- [MATERIAL FOR THIS TASK]:

==============================

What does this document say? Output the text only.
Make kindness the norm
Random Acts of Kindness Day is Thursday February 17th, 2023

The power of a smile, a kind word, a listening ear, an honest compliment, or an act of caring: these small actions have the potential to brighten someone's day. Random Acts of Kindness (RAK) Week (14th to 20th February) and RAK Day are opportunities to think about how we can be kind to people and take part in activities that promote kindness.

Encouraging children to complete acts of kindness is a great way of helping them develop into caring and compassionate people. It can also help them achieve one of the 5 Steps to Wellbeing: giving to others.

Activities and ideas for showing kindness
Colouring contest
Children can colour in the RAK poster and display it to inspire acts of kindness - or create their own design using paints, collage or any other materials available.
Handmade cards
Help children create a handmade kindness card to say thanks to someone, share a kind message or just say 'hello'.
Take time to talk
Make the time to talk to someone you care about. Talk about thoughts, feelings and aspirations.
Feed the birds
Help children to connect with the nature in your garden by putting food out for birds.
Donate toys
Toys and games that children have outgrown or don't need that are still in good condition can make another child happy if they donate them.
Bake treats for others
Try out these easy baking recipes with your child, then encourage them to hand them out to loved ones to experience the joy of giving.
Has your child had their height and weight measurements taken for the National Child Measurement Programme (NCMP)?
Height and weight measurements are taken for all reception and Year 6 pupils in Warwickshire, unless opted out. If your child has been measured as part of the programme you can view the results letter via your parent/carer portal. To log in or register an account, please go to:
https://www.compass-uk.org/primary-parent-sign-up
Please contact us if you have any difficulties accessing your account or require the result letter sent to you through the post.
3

==============================

- [THE EXERCISE]: Print all of the data exactly as it was given.

- [RESPONSE TO THE EXERCISE]:
What does this document say? Output the text only.
Make kindness the norm
Random Acts of Kindness Day is Thursday February 17th, 2023

The power of a smile, a kind word, a listening ear, an honest compliment, or an act of caring: these small actions have the potential to brighten someone's day. Random Acts of Kindness (RAK) Week (14th to 20th February) and RAK Day are opportunities to think about how we can be kind to people and take part in activities that promote kindness.

Encouraging children to complete acts of kindness is a great way of helping them develop into caring and compassionate people. It can also help them achieve one of the 5 Steps to Wellbeing: giving to others.

Activities and ideas for showing kindness
Colouring contest
Children can colour in the RAK poster and display it to inspire acts of kindness - or create their own design using paints, collage or any other materials available.
Handmade cards
Help children create a handmade kindness card to say thanks to someone, share a kind message or just say 'hello'.
Take time to talk
Make the time to talk to someone you care about. Talk about thoughts, feelings and aspirations.
Feed the birds
Help children to connect with the nature in your garden by putting food out for birds.
Donate toys
Toys and games that children have outgrown or don't need that are still in good condition can make another child happy if they donate them.
Bake treats for others
Try out these easy baking recipes with your child, then encourage them to hand them out to loved ones to experience the joy of giving.
Has your child had their height and weight measurements taken for the National Child Measurement Programme (NCMP)?
Height and weight measurements are taken for all reception and Year 6 pupils in Warwickshire, unless opted out. If your child has been measured as part of the programme you can view the results letter via your parent/carer portal. To log in or register an account, please go to:
https://www.compass-uk.org/primary-parent-sign-up
Please contact us if you have any difficulties accessing your account or require the result letter sent to you through the post.
3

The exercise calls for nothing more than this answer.